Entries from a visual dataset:
* Begin *

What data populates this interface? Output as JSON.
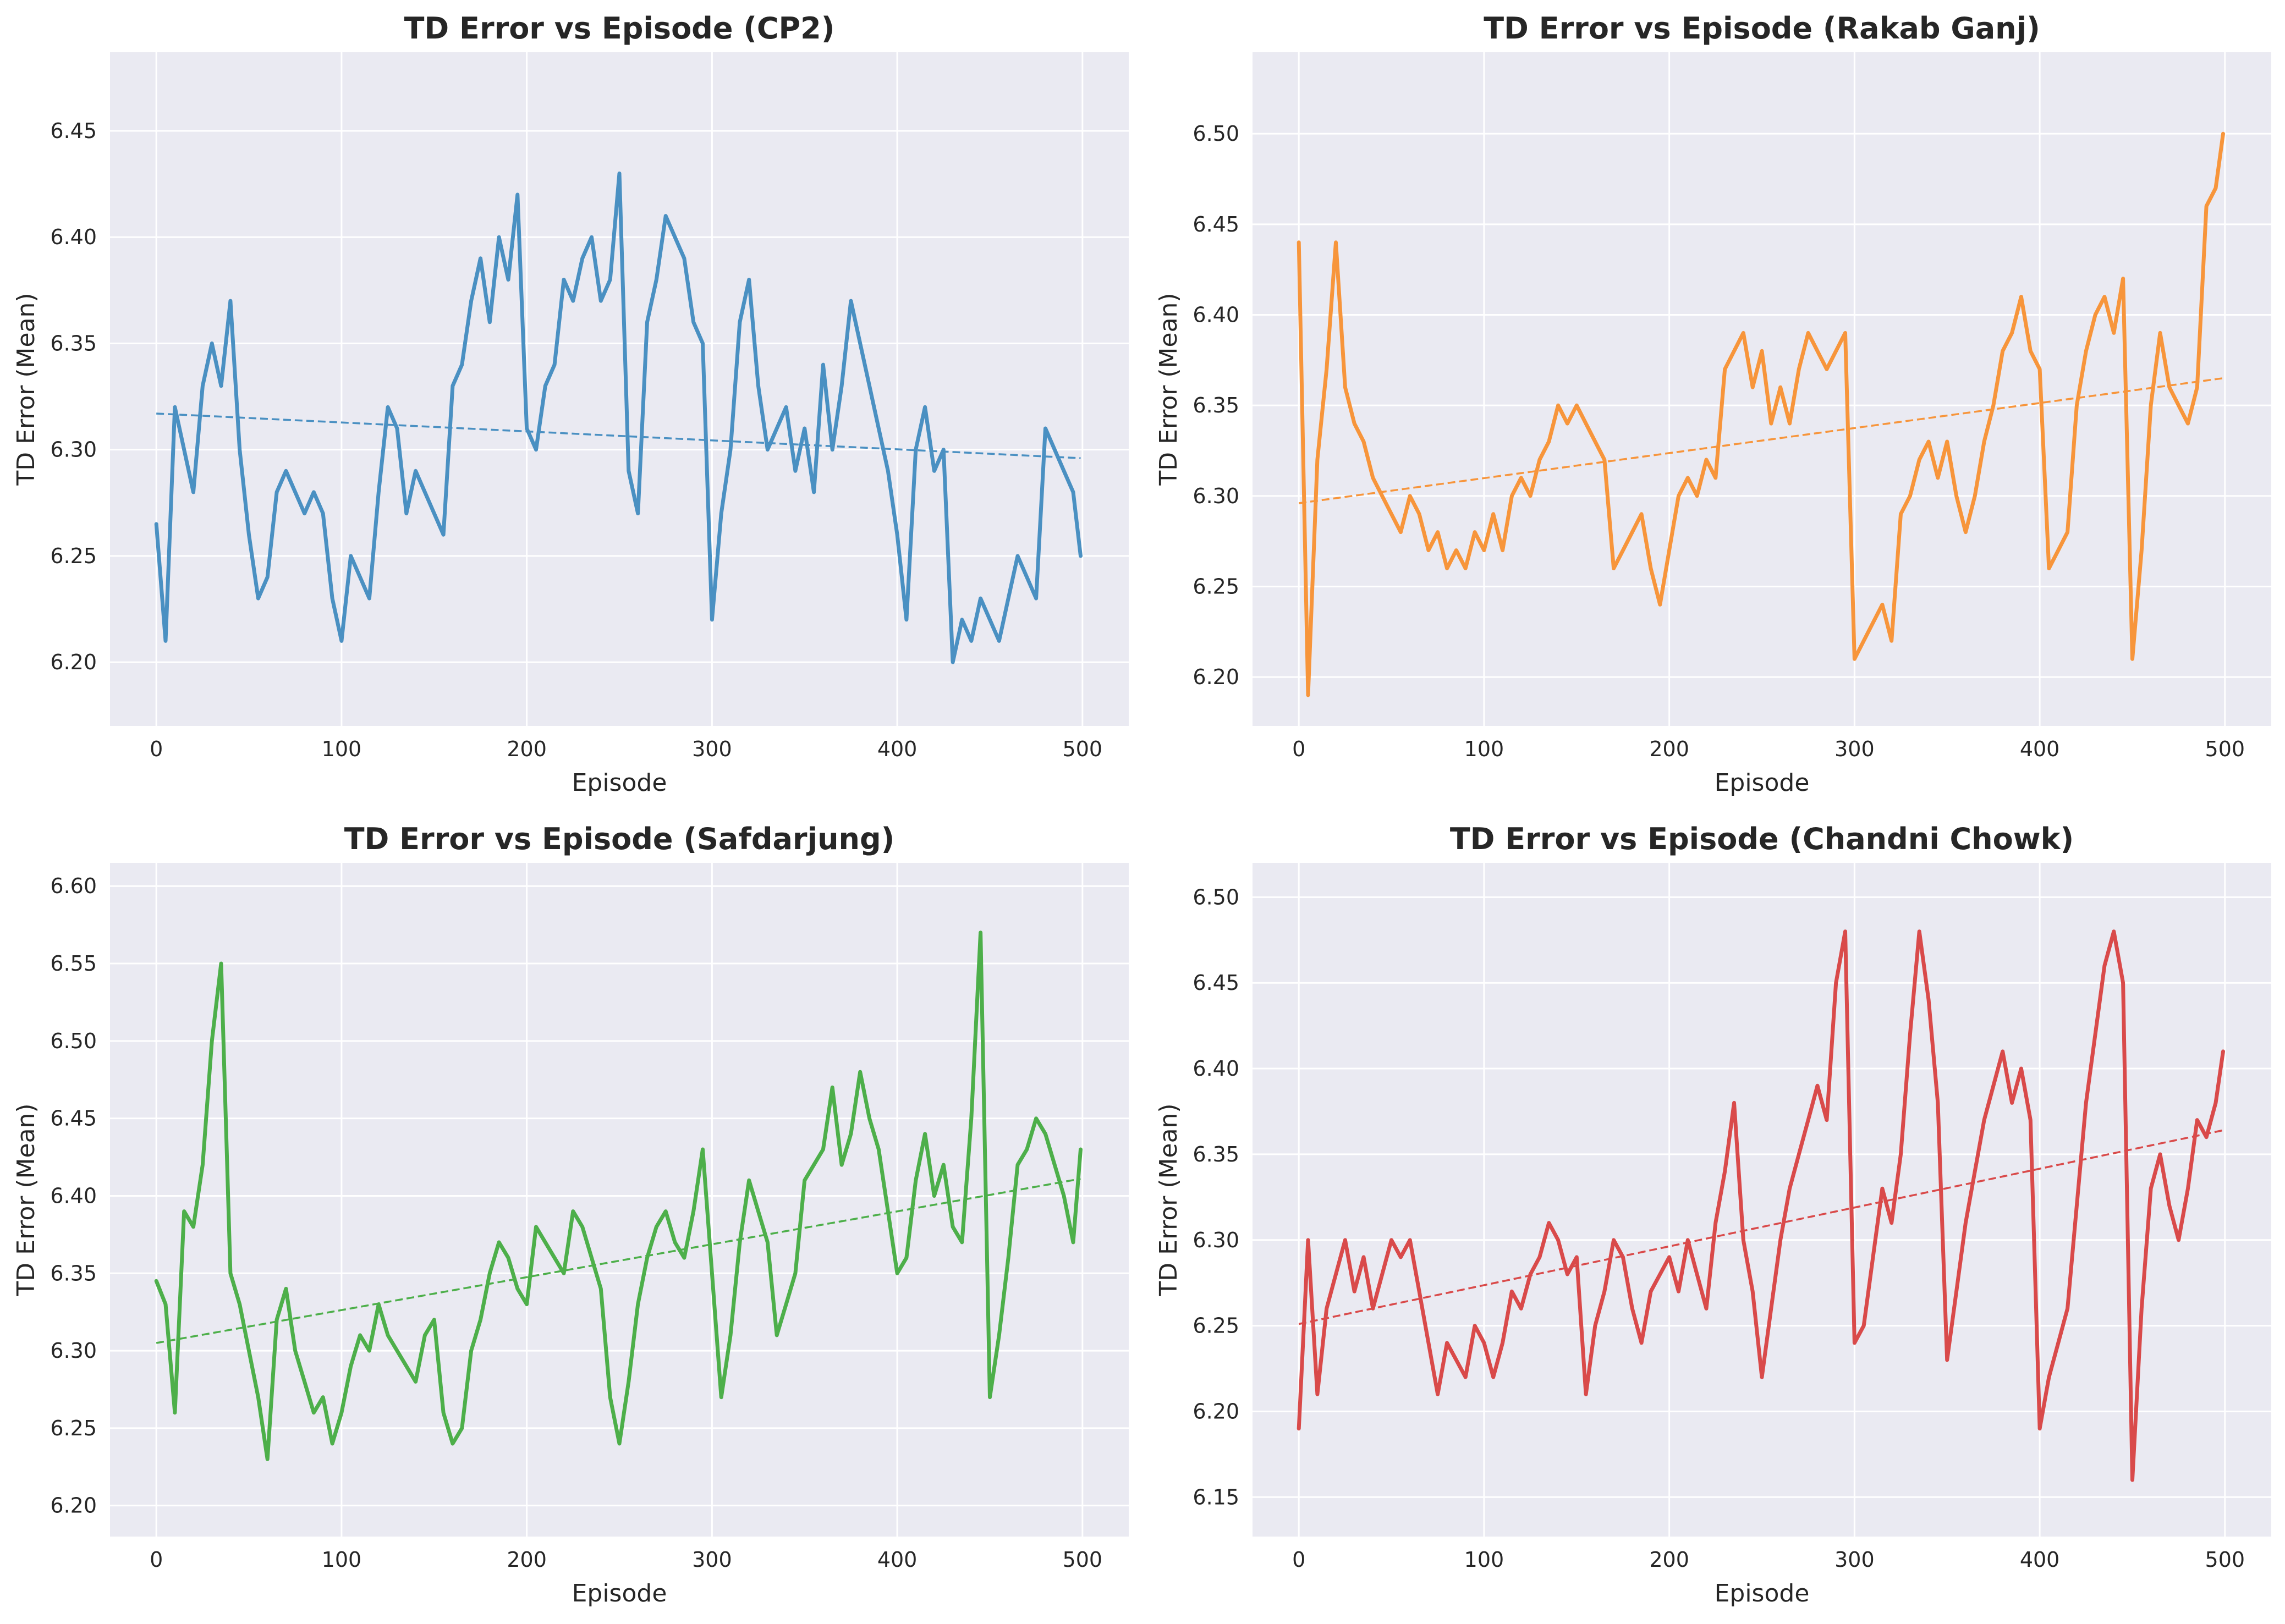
{
  "figure": {
    "background": "#ffffff"
  },
  "chart_data": [
    {
      "type": "line",
      "title": "TD Error vs Episode (CP2)",
      "xlabel": "Episode",
      "ylabel": "TD Error (Mean)",
      "xlim": [
        -25,
        525
      ],
      "ylim": [
        6.17,
        6.487
      ],
      "xticks": [
        0,
        100,
        200,
        300,
        400,
        500
      ],
      "yticks": [
        6.2,
        6.25,
        6.3,
        6.35,
        6.4,
        6.45
      ],
      "ytick_labels": [
        "6.20",
        "6.25",
        "6.30",
        "6.35",
        "6.40",
        "6.45"
      ],
      "grid": true,
      "color": "#4a90c2",
      "series": [
        {
          "x": [
            0,
            5,
            10,
            15,
            20,
            25,
            30,
            35,
            40,
            45,
            50,
            55,
            60,
            65,
            70,
            75,
            80,
            85,
            90,
            95,
            100,
            105,
            110,
            115,
            120,
            125,
            130,
            135,
            140,
            145,
            150,
            155,
            160,
            165,
            170,
            175,
            180,
            185,
            190,
            195,
            200,
            205,
            210,
            215,
            220,
            225,
            230,
            235,
            240,
            245,
            250,
            255,
            260,
            265,
            270,
            275,
            280,
            285,
            290,
            295,
            300,
            305,
            310,
            315,
            320,
            325,
            330,
            335,
            340,
            345,
            350,
            355,
            360,
            365,
            370,
            375,
            380,
            385,
            390,
            395,
            400,
            405,
            410,
            415,
            420,
            425,
            430,
            435,
            440,
            445,
            450,
            455,
            460,
            465,
            470,
            475,
            480,
            485,
            490,
            495,
            499
          ],
          "values": [
            6.265,
            6.21,
            6.32,
            6.3,
            6.28,
            6.33,
            6.35,
            6.33,
            6.37,
            6.3,
            6.26,
            6.23,
            6.24,
            6.28,
            6.29,
            6.28,
            6.27,
            6.28,
            6.27,
            6.23,
            6.21,
            6.25,
            6.24,
            6.23,
            6.28,
            6.32,
            6.31,
            6.27,
            6.29,
            6.28,
            6.27,
            6.26,
            6.33,
            6.34,
            6.37,
            6.39,
            6.36,
            6.4,
            6.38,
            6.42,
            6.31,
            6.3,
            6.33,
            6.34,
            6.38,
            6.37,
            6.39,
            6.4,
            6.37,
            6.38,
            6.43,
            6.29,
            6.27,
            6.36,
            6.38,
            6.41,
            6.4,
            6.39,
            6.36,
            6.35,
            6.22,
            6.27,
            6.3,
            6.36,
            6.38,
            6.33,
            6.3,
            6.31,
            6.32,
            6.29,
            6.31,
            6.28,
            6.34,
            6.3,
            6.33,
            6.37,
            6.35,
            6.33,
            6.31,
            6.29,
            6.26,
            6.22,
            6.3,
            6.32,
            6.29,
            6.3,
            6.2,
            6.22,
            6.21,
            6.23,
            6.22,
            6.21,
            6.23,
            6.25,
            6.24,
            6.23,
            6.31,
            6.3,
            6.29,
            6.28,
            6.25
          ]
        },
        {
          "name": "trend",
          "x": [
            0,
            499
          ],
          "values": [
            6.317,
            6.296
          ]
        }
      ]
    },
    {
      "type": "line",
      "title": "TD Error vs Episode (Rakab Ganj)",
      "xlabel": "Episode",
      "ylabel": "TD Error (Mean)",
      "xlim": [
        -25,
        525
      ],
      "ylim": [
        6.173,
        6.545
      ],
      "xticks": [
        0,
        100,
        200,
        300,
        400,
        500
      ],
      "yticks": [
        6.2,
        6.25,
        6.3,
        6.35,
        6.4,
        6.45,
        6.5
      ],
      "ytick_labels": [
        "6.20",
        "6.25",
        "6.30",
        "6.35",
        "6.40",
        "6.45",
        "6.50"
      ],
      "grid": true,
      "color": "#f7953b",
      "series": [
        {
          "x": [
            0,
            5,
            10,
            15,
            20,
            25,
            30,
            35,
            40,
            45,
            50,
            55,
            60,
            65,
            70,
            75,
            80,
            85,
            90,
            95,
            100,
            105,
            110,
            115,
            120,
            125,
            130,
            135,
            140,
            145,
            150,
            155,
            160,
            165,
            170,
            175,
            180,
            185,
            190,
            195,
            200,
            205,
            210,
            215,
            220,
            225,
            230,
            235,
            240,
            245,
            250,
            255,
            260,
            265,
            270,
            275,
            280,
            285,
            290,
            295,
            300,
            305,
            310,
            315,
            320,
            325,
            330,
            335,
            340,
            345,
            350,
            355,
            360,
            365,
            370,
            375,
            380,
            385,
            390,
            395,
            400,
            405,
            410,
            415,
            420,
            425,
            430,
            435,
            440,
            445,
            450,
            455,
            460,
            465,
            470,
            475,
            480,
            485,
            490,
            495,
            499
          ],
          "values": [
            6.44,
            6.19,
            6.32,
            6.37,
            6.44,
            6.36,
            6.34,
            6.33,
            6.31,
            6.3,
            6.29,
            6.28,
            6.3,
            6.29,
            6.27,
            6.28,
            6.26,
            6.27,
            6.26,
            6.28,
            6.27,
            6.29,
            6.27,
            6.3,
            6.31,
            6.3,
            6.32,
            6.33,
            6.35,
            6.34,
            6.35,
            6.34,
            6.33,
            6.32,
            6.26,
            6.27,
            6.28,
            6.29,
            6.26,
            6.24,
            6.27,
            6.3,
            6.31,
            6.3,
            6.32,
            6.31,
            6.37,
            6.38,
            6.39,
            6.36,
            6.38,
            6.34,
            6.36,
            6.34,
            6.37,
            6.39,
            6.38,
            6.37,
            6.38,
            6.39,
            6.21,
            6.22,
            6.23,
            6.24,
            6.22,
            6.29,
            6.3,
            6.32,
            6.33,
            6.31,
            6.33,
            6.3,
            6.28,
            6.3,
            6.33,
            6.35,
            6.38,
            6.39,
            6.41,
            6.38,
            6.37,
            6.26,
            6.27,
            6.28,
            6.35,
            6.38,
            6.4,
            6.41,
            6.39,
            6.42,
            6.21,
            6.27,
            6.35,
            6.39,
            6.36,
            6.35,
            6.34,
            6.36,
            6.46,
            6.47,
            6.5
          ]
        },
        {
          "name": "trend",
          "x": [
            0,
            499
          ],
          "values": [
            6.296,
            6.365
          ]
        }
      ]
    },
    {
      "type": "line",
      "title": "TD Error vs Episode (Safdarjung)",
      "xlabel": "Episode",
      "ylabel": "TD Error (Mean)",
      "xlim": [
        -25,
        525
      ],
      "ylim": [
        6.18,
        6.615
      ],
      "xticks": [
        0,
        100,
        200,
        300,
        400,
        500
      ],
      "yticks": [
        6.2,
        6.25,
        6.3,
        6.35,
        6.4,
        6.45,
        6.5,
        6.55,
        6.6
      ],
      "ytick_labels": [
        "6.20",
        "6.25",
        "6.30",
        "6.35",
        "6.40",
        "6.45",
        "6.50",
        "6.55",
        "6.60"
      ],
      "grid": true,
      "color": "#4daf4a",
      "series": [
        {
          "x": [
            0,
            5,
            10,
            15,
            20,
            25,
            30,
            35,
            40,
            45,
            50,
            55,
            60,
            65,
            70,
            75,
            80,
            85,
            90,
            95,
            100,
            105,
            110,
            115,
            120,
            125,
            130,
            135,
            140,
            145,
            150,
            155,
            160,
            165,
            170,
            175,
            180,
            185,
            190,
            195,
            200,
            205,
            210,
            215,
            220,
            225,
            230,
            235,
            240,
            245,
            250,
            255,
            260,
            265,
            270,
            275,
            280,
            285,
            290,
            295,
            300,
            305,
            310,
            315,
            320,
            325,
            330,
            335,
            340,
            345,
            350,
            355,
            360,
            365,
            370,
            375,
            380,
            385,
            390,
            395,
            400,
            405,
            410,
            415,
            420,
            425,
            430,
            435,
            440,
            445,
            450,
            455,
            460,
            465,
            470,
            475,
            480,
            485,
            490,
            495,
            499
          ],
          "values": [
            6.345,
            6.33,
            6.26,
            6.39,
            6.38,
            6.42,
            6.5,
            6.55,
            6.35,
            6.33,
            6.3,
            6.27,
            6.23,
            6.32,
            6.34,
            6.3,
            6.28,
            6.26,
            6.27,
            6.24,
            6.26,
            6.29,
            6.31,
            6.3,
            6.33,
            6.31,
            6.3,
            6.29,
            6.28,
            6.31,
            6.32,
            6.26,
            6.24,
            6.25,
            6.3,
            6.32,
            6.35,
            6.37,
            6.36,
            6.34,
            6.33,
            6.38,
            6.37,
            6.36,
            6.35,
            6.39,
            6.38,
            6.36,
            6.34,
            6.27,
            6.24,
            6.28,
            6.33,
            6.36,
            6.38,
            6.39,
            6.37,
            6.36,
            6.39,
            6.43,
            6.35,
            6.27,
            6.31,
            6.37,
            6.41,
            6.39,
            6.37,
            6.31,
            6.33,
            6.35,
            6.41,
            6.42,
            6.43,
            6.47,
            6.42,
            6.44,
            6.48,
            6.45,
            6.43,
            6.39,
            6.35,
            6.36,
            6.41,
            6.44,
            6.4,
            6.42,
            6.38,
            6.37,
            6.45,
            6.57,
            6.27,
            6.31,
            6.36,
            6.42,
            6.43,
            6.45,
            6.44,
            6.42,
            6.4,
            6.37,
            6.43
          ]
        },
        {
          "name": "trend",
          "x": [
            0,
            499
          ],
          "values": [
            6.305,
            6.411
          ]
        }
      ]
    },
    {
      "type": "line",
      "title": "TD Error vs Episode (Chandni Chowk)",
      "xlabel": "Episode",
      "ylabel": "TD Error (Mean)",
      "xlim": [
        -25,
        525
      ],
      "ylim": [
        6.127,
        6.52
      ],
      "xticks": [
        0,
        100,
        200,
        300,
        400,
        500
      ],
      "yticks": [
        6.15,
        6.2,
        6.25,
        6.3,
        6.35,
        6.4,
        6.45,
        6.5
      ],
      "ytick_labels": [
        "6.15",
        "6.20",
        "6.25",
        "6.30",
        "6.35",
        "6.40",
        "6.45",
        "6.50"
      ],
      "grid": true,
      "color": "#d94a4a",
      "series": [
        {
          "x": [
            0,
            5,
            10,
            15,
            20,
            25,
            30,
            35,
            40,
            45,
            50,
            55,
            60,
            65,
            70,
            75,
            80,
            85,
            90,
            95,
            100,
            105,
            110,
            115,
            120,
            125,
            130,
            135,
            140,
            145,
            150,
            155,
            160,
            165,
            170,
            175,
            180,
            185,
            190,
            195,
            200,
            205,
            210,
            215,
            220,
            225,
            230,
            235,
            240,
            245,
            250,
            255,
            260,
            265,
            270,
            275,
            280,
            285,
            290,
            295,
            300,
            305,
            310,
            315,
            320,
            325,
            330,
            335,
            340,
            345,
            350,
            355,
            360,
            365,
            370,
            375,
            380,
            385,
            390,
            395,
            400,
            405,
            410,
            415,
            420,
            425,
            430,
            435,
            440,
            445,
            450,
            455,
            460,
            465,
            470,
            475,
            480,
            485,
            490,
            495,
            499
          ],
          "values": [
            6.19,
            6.3,
            6.21,
            6.26,
            6.28,
            6.3,
            6.27,
            6.29,
            6.26,
            6.28,
            6.3,
            6.29,
            6.3,
            6.27,
            6.24,
            6.21,
            6.24,
            6.23,
            6.22,
            6.25,
            6.24,
            6.22,
            6.24,
            6.27,
            6.26,
            6.28,
            6.29,
            6.31,
            6.3,
            6.28,
            6.29,
            6.21,
            6.25,
            6.27,
            6.3,
            6.29,
            6.26,
            6.24,
            6.27,
            6.28,
            6.29,
            6.27,
            6.3,
            6.28,
            6.26,
            6.31,
            6.34,
            6.38,
            6.3,
            6.27,
            6.22,
            6.26,
            6.3,
            6.33,
            6.35,
            6.37,
            6.39,
            6.37,
            6.45,
            6.48,
            6.24,
            6.25,
            6.29,
            6.33,
            6.31,
            6.35,
            6.42,
            6.48,
            6.44,
            6.38,
            6.23,
            6.27,
            6.31,
            6.34,
            6.37,
            6.39,
            6.41,
            6.38,
            6.4,
            6.37,
            6.19,
            6.22,
            6.24,
            6.26,
            6.32,
            6.38,
            6.42,
            6.46,
            6.48,
            6.45,
            6.16,
            6.26,
            6.33,
            6.35,
            6.32,
            6.3,
            6.33,
            6.37,
            6.36,
            6.38,
            6.41
          ]
        },
        {
          "name": "trend",
          "x": [
            0,
            499
          ],
          "values": [
            6.251,
            6.364
          ]
        }
      ]
    }
  ]
}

* End *

_Aim of the exercise:_ State the number of lines that contain the string "color", with no other words.

_Task solution:_ 4